PROBLEM: Return every record verbatim.

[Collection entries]

********************

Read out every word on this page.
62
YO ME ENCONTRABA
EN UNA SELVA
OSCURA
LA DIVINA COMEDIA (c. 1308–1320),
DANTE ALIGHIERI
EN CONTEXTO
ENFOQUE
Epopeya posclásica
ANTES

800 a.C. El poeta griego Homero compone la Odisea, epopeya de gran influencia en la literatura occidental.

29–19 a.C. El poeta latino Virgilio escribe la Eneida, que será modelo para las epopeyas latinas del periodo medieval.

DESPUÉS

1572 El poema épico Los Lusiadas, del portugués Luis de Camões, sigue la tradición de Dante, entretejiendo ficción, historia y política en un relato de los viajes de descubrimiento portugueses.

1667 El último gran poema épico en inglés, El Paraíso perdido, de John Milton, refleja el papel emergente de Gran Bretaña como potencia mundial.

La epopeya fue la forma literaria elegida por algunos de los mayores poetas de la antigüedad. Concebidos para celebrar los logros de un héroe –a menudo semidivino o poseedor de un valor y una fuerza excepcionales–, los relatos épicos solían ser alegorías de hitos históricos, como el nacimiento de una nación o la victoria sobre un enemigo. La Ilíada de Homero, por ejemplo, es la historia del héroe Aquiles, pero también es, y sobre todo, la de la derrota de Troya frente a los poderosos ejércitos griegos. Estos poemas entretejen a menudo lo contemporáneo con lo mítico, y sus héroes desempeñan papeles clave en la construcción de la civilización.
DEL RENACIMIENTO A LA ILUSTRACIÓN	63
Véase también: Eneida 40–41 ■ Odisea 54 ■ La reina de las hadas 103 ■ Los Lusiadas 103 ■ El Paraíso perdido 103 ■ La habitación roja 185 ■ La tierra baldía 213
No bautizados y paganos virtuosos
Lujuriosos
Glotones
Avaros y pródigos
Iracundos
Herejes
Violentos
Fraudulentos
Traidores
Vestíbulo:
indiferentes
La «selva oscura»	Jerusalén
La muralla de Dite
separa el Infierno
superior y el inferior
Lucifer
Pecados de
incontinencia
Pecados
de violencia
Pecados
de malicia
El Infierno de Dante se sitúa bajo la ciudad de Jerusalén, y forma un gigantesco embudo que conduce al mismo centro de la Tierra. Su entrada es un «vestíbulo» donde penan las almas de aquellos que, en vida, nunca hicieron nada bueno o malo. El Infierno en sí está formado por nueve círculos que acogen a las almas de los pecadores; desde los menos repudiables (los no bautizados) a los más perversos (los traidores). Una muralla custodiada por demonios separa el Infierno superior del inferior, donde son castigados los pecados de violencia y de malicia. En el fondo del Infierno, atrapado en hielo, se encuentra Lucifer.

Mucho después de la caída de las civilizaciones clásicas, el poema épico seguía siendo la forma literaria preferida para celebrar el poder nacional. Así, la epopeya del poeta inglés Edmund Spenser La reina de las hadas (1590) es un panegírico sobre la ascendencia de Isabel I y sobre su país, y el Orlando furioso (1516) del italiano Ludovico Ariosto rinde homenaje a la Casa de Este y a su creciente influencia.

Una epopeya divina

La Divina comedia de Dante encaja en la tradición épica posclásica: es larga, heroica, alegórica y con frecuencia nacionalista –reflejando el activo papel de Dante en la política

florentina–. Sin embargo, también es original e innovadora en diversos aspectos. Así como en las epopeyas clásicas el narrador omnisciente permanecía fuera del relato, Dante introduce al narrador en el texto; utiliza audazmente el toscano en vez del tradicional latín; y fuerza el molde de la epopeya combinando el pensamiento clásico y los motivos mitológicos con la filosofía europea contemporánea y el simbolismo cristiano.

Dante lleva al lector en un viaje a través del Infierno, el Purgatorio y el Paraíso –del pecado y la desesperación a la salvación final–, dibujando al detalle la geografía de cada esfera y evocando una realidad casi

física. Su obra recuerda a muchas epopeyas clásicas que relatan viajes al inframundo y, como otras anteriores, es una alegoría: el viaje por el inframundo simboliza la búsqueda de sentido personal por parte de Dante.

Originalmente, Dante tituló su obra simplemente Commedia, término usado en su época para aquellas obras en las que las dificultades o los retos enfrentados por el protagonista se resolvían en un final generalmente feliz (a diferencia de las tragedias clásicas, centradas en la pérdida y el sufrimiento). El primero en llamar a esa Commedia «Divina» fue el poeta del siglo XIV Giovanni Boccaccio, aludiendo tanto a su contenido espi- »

********************

EXERCISE SOLUTION:
Read out every word on this page.
62
YO ME ENCONTRABA
EN UNA SELVA
OSCURA
LA DIVINA COMEDIA (c. 1308–1320),
DANTE ALIGHIERI
EN CONTEXTO
ENFOQUE
Epopeya posclásica
ANTES

800 a.C. El poeta griego Homero compone la Odisea, epopeya de gran influencia en la literatura occidental.

29–19 a.C. El poeta latino Virgilio escribe la Eneida, que será modelo para las epopeyas latinas del periodo medieval.

DESPUÉS

1572 El poema épico Los Lusiadas, del portugués Luis de Camões, sigue la tradición de Dante, entretejiendo ficción, historia y política en un relato de los viajes de descubrimiento portugueses.

1667 El último gran poema épico en inglés, El Paraíso perdido, de John Milton, refleja el papel emergente de Gran Bretaña como potencia mundial.

La epopeya fue la forma literaria elegida por algunos de los mayores poetas de la antigüedad. Concebidos para celebrar los logros de un héroe –a menudo semidivino o poseedor de un valor y una fuerza excepcionales–, los relatos épicos solían ser alegorías de hitos históricos, como el nacimiento de una nación o la victoria sobre un enemigo. La Ilíada de Homero, por ejemplo, es la historia del héroe Aquiles, pero también es, y sobre todo, la de la derrota de Troya frente a los poderosos ejércitos griegos. Estos poemas entretejen a menudo lo contemporáneo con lo mítico, y sus héroes desempeñan papeles clave en la construcción de la civilización.
DEL RENACIMIENTO A LA ILUSTRACIÓN	63
Véase también: Eneida 40–41 ■ Odisea 54 ■ La reina de las hadas 103 ■ Los Lusiadas 103 ■ El Paraíso perdido 103 ■ La habitación roja 185 ■ La tierra baldía 213
No bautizados y paganos virtuosos
Lujuriosos
Glotones
Avaros y pródigos
Iracundos
Herejes
Violentos
Fraudulentos
Traidores
Vestíbulo:
indiferentes
La «selva oscura»	Jerusalén
La muralla de Dite
separa el Infierno
superior y el inferior
Lucifer
Pecados de
incontinencia
Pecados
de violencia
Pecados
de malicia
El Infierno de Dante se sitúa bajo la ciudad de Jerusalén, y forma un gigantesco embudo que conduce al mismo centro de la Tierra. Su entrada es un «vestíbulo» donde penan las almas de aquellos que, en vida, nunca hicieron nada bueno o malo. El Infierno en sí está formado por nueve círculos que acogen a las almas de los pecadores; desde los menos repudiables (los no bautizados) a los más perversos (los traidores). Una muralla custodiada por demonios separa el Infierno superior del inferior, donde son castigados los pecados de violencia y de malicia. En el fondo del Infierno, atrapado en hielo, se encuentra Lucifer.

Mucho después de la caída de las civilizaciones clásicas, el poema épico seguía siendo la forma literaria preferida para celebrar el poder nacional. Así, la epopeya del poeta inglés Edmund Spenser La reina de las hadas (1590) es un panegírico sobre la ascendencia de Isabel I y sobre su país, y el Orlando furioso (1516) del italiano Ludovico Ariosto rinde homenaje a la Casa de Este y a su creciente influencia.

Una epopeya divina

La Divina comedia de Dante encaja en la tradición épica posclásica: es larga, heroica, alegórica y con frecuencia nacionalista –reflejando el activo papel de Dante en la política

florentina–. Sin embargo, también es original e innovadora en diversos aspectos. Así como en las epopeyas clásicas el narrador omnisciente permanecía fuera del relato, Dante introduce al narrador en el texto; utiliza audazmente el toscano en vez del tradicional latín; y fuerza el molde de la epopeya combinando el pensamiento clásico y los motivos mitológicos con la filosofía europea contemporánea y el simbolismo cristiano.

Dante lleva al lector en un viaje a través del Infierno, el Purgatorio y el Paraíso –del pecado y la desesperación a la salvación final–, dibujando al detalle la geografía de cada esfera y evocando una realidad casi

física. Su obra recuerda a muchas epopeyas clásicas que relatan viajes al inframundo y, como otras anteriores, es una alegoría: el viaje por el inframundo simboliza la búsqueda de sentido personal por parte de Dante.

Originalmente, Dante tituló su obra simplemente Commedia, término usado en su época para aquellas obras en las que las dificultades o los retos enfrentados por el protagonista se resolvían en un final generalmente feliz (a diferencia de las tragedias clásicas, centradas en la pérdida y el sufrimiento). El primero en llamar a esa Commedia «Divina» fue el poeta del siglo XIV Giovanni Boccaccio, aludiendo tanto a su contenido espi- »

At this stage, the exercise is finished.